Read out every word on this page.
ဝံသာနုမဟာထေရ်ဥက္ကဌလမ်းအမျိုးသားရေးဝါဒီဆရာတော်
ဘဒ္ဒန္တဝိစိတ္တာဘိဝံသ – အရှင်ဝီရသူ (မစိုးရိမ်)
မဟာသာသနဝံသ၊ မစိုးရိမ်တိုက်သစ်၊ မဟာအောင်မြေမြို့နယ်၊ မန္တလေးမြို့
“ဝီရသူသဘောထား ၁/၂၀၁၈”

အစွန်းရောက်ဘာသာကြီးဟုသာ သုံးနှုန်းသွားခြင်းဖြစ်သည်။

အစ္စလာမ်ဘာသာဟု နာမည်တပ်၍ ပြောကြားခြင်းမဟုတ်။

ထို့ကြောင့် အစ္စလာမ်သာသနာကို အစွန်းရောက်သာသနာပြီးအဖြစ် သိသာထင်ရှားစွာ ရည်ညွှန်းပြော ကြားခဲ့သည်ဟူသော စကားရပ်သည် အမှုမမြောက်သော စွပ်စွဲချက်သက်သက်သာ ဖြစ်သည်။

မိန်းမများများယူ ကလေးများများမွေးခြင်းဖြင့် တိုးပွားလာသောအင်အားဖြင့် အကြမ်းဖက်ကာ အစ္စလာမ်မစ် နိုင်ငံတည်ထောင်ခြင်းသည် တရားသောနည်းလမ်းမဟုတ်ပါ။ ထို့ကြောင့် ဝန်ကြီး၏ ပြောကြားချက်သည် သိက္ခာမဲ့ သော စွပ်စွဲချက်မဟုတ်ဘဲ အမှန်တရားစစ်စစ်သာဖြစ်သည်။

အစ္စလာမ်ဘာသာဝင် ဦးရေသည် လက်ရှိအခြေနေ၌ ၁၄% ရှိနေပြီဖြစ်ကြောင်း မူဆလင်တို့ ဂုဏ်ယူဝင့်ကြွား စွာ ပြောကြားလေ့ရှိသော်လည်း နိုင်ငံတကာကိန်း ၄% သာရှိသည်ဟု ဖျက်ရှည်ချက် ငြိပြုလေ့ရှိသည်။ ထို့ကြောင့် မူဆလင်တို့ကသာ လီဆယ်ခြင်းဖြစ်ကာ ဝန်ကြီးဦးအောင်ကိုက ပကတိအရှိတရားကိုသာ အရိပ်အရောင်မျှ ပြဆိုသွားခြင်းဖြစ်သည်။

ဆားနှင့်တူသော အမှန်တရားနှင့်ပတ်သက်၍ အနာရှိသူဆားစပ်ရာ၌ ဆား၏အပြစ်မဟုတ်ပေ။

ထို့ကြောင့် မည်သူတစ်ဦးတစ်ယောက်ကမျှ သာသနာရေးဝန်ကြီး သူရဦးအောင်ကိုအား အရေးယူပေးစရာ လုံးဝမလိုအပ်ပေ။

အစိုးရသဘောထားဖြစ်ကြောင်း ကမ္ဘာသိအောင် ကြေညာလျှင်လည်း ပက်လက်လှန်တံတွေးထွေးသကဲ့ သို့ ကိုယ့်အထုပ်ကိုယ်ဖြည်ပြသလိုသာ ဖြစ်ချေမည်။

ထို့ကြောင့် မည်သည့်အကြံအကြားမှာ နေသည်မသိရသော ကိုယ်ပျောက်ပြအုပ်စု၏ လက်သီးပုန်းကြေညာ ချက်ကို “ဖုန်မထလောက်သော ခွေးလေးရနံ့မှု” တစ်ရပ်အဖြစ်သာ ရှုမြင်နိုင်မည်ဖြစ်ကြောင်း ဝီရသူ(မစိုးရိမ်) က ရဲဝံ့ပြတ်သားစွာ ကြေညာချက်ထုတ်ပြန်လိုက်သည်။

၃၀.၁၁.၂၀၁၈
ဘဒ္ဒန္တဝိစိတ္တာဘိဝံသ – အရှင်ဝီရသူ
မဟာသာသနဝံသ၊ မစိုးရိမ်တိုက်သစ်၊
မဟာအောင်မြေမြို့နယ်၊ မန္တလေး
□ □ □ □ □ □ □
◆ Written exercise:
The records above need to be transcribed in full. Keep every character unchanged.

◆ Reply to the task:
Read out every word on this page.
ဝံသာနုမဟာထေရ်ဥက္ကဌလမ်းအမျိုးသားရေးဝါဒီဆရာတော်
ဘဒ္ဒန္တဝိစိတ္တာဘိဝံသ – အရှင်ဝီရသူ (မစိုးရိမ်)
မဟာသာသနဝံသ၊ မစိုးရိမ်တိုက်သစ်၊ မဟာအောင်မြေမြို့နယ်၊ မန္တလေးမြို့
“ဝီရသူသဘောထား ၁/၂၀၁၈”

အစွန်းရောက်ဘာသာကြီးဟုသာ သုံးနှုန်းသွားခြင်းဖြစ်သည်။

အစ္စလာမ်ဘာသာဟု နာမည်တပ်၍ ပြောကြားခြင်းမဟုတ်။

ထို့ကြောင့် အစ္စလာမ်သာသနာကို အစွန်းရောက်သာသနာပြီးအဖြစ် သိသာထင်ရှားစွာ ရည်ညွှန်းပြော ကြားခဲ့သည်ဟူသော စကားရပ်သည် အမှုမမြောက်သော စွပ်စွဲချက်သက်သက်သာ ဖြစ်သည်။

မိန်းမများများယူ ကလေးများများမွေးခြင်းဖြင့် တိုးပွားလာသောအင်အားဖြင့် အကြမ်းဖက်ကာ အစ္စလာမ်မစ် နိုင်ငံတည်ထောင်ခြင်းသည် တရားသောနည်းလမ်းမဟုတ်ပါ။ ထို့ကြောင့် ဝန်ကြီး၏ ပြောကြားချက်သည် သိက္ခာမဲ့ သော စွပ်စွဲချက်မဟုတ်ဘဲ အမှန်တရားစစ်စစ်သာဖြစ်သည်။

အစ္စလာမ်ဘာသာဝင် ဦးရေသည် လက်ရှိအခြေနေ၌ ၁၄% ရှိနေပြီဖြစ်ကြောင်း မူဆလင်တို့ ဂုဏ်ယူဝင့်ကြွား စွာ ပြောကြားလေ့ရှိသော်လည်း နိုင်ငံတကာကိန်း ၄% သာရှိသည်ဟု ဖျက်ရှည်ချက် ငြိပြုလေ့ရှိသည်။ ထို့ကြောင့် မူဆလင်တို့ကသာ လီဆယ်ခြင်းဖြစ်ကာ ဝန်ကြီးဦးအောင်ကိုက ပကတိအရှိတရားကိုသာ အရိပ်အရောင်မျှ ပြဆိုသွားခြင်းဖြစ်သည်။

ဆားနှင့်တူသော အမှန်တရားနှင့်ပတ်သက်၍ အနာရှိသူဆားစပ်ရာ၌ ဆား၏အပြစ်မဟုတ်ပေ။

ထို့ကြောင့် မည်သူတစ်ဦးတစ်ယောက်ကမျှ သာသနာရေးဝန်ကြီး သူရဦးအောင်ကိုအား အရေးယူပေးစရာ လုံးဝမလိုအပ်ပေ။

အစိုးရသဘောထားဖြစ်ကြောင်း ကမ္ဘာသိအောင် ကြေညာလျှင်လည်း ပက်လက်လှန်တံတွေးထွေးသကဲ့ သို့ ကိုယ့်အထုပ်ကိုယ်ဖြည်ပြသလိုသာ ဖြစ်ချေမည်။

ထို့ကြောင့် မည်သည့်အကြံအကြားမှာ နေသည်မသိရသော ကိုယ်ပျောက်ပြအုပ်စု၏ လက်သီးပုန်းကြေညာ ချက်ကို “ဖုန်မထလောက်သော ခွေးလေးရနံ့မှု” တစ်ရပ်အဖြစ်သာ ရှုမြင်နိုင်မည်ဖြစ်ကြောင်း ဝီရသူ(မစိုးရိမ်) က ရဲဝံ့ပြတ်သားစွာ ကြေညာချက်ထုတ်ပြန်လိုက်သည်။

၃၀.၁၁.၂၀၁၈
ဘဒ္ဒန္တဝိစိတ္တာဘိဝံသ – အရှင်ဝီရသူ
မဟာသာသနဝံသ၊ မစိုးရိမ်တိုက်သစ်၊
မဟာအောင်မြေမြို့နယ်၊ မန္တလေး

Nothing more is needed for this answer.